Aim ::
Pull out every line below that contains the word "label".

## Start Provided data

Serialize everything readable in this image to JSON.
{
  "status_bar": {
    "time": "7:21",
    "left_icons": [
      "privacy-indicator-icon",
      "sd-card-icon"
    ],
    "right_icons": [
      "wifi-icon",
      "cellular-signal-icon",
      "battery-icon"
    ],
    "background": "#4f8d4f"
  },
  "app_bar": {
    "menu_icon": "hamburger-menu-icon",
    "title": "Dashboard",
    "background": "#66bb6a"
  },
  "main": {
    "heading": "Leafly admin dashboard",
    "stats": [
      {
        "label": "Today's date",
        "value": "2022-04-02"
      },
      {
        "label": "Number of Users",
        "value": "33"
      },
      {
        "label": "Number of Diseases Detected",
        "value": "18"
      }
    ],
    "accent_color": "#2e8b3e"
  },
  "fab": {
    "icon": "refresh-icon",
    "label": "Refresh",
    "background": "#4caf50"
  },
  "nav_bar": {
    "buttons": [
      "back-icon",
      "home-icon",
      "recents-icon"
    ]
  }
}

## End Provided data
## Start Provided data

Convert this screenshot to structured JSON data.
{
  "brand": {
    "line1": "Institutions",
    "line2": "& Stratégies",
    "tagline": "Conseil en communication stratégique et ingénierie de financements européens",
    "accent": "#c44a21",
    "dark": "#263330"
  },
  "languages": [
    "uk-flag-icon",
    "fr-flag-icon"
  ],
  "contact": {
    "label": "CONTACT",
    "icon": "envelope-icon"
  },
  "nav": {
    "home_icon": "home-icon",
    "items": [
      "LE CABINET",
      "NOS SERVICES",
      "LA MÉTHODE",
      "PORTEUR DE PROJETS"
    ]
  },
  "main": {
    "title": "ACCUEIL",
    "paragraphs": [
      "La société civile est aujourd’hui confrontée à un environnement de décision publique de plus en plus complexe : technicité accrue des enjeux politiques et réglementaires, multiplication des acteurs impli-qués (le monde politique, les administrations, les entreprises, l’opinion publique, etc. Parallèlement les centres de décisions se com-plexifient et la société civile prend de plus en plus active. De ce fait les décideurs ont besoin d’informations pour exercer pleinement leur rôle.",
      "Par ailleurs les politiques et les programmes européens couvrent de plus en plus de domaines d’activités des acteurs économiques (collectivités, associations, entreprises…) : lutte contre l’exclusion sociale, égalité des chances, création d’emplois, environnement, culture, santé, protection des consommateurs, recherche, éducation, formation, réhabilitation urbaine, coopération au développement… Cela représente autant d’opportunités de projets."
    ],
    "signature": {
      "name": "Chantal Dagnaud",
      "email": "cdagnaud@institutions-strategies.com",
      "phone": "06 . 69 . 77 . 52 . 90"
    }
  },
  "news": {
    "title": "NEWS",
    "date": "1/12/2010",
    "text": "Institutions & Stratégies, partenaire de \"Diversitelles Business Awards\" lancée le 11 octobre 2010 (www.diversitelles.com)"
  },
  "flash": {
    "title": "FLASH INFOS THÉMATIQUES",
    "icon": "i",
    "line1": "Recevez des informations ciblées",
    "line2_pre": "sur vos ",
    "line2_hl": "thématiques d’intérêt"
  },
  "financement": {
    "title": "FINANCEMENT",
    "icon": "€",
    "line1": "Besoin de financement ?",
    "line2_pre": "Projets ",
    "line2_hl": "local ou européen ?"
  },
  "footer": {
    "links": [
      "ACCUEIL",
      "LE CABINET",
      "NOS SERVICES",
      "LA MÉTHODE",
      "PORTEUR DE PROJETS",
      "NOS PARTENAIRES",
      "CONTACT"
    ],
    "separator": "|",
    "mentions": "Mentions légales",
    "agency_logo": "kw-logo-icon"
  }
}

## End Provided data

Correct output ::
        "label": "Today's date",
        "label": "Number of Users",
        "label": "Number of Diseases Detected",
    "label": "Refresh",
    "label": "CONTACT",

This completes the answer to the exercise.